→ TASK REQUIREMENTS: Return each line containing the string "após".

→ MATERIAL PROVIDED:
* * *
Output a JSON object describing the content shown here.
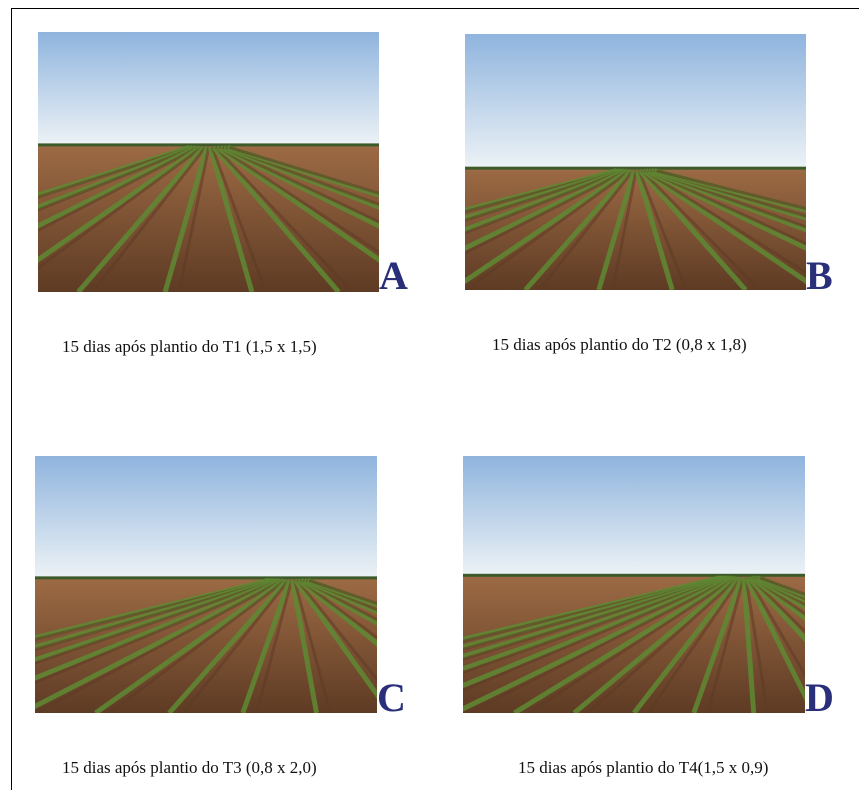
{
  "colors": {
    "label": "#2a2f7a",
    "sky_top": "#8fb4de",
    "sky_bottom": "#eef3f6",
    "soil": "#9c6a44",
    "soil_dark": "#5e3b24",
    "crop": "#5e8a33"
  },
  "panels": [
    {
      "id": "A",
      "letter": "A",
      "caption": "15 dias após plantio do T1 (1,5 x 1,5)"
    },
    {
      "id": "B",
      "letter": "B",
      "caption": "15 dias após plantio do T2 (0,8 x 1,8)"
    },
    {
      "id": "C",
      "letter": "C",
      "caption": "15 dias após plantio do T3 (0,8 x 2,0)"
    },
    {
      "id": "D",
      "letter": "D",
      "caption": "15 dias após plantio do T4(1,5 x 0,9)"
    }
  ]
}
* * *
→ SOLUTION FOR THIS PROBLEM:
      "caption": "15 dias após plantio do T1 (1,5 x 1,5)"
      "caption": "15 dias após plantio do T2 (0,8 x 1,8)"
      "caption": "15 dias após plantio do T3 (0,8 x 2,0)"
      "caption": "15 dias após plantio do T4(1,5 x 0,9)"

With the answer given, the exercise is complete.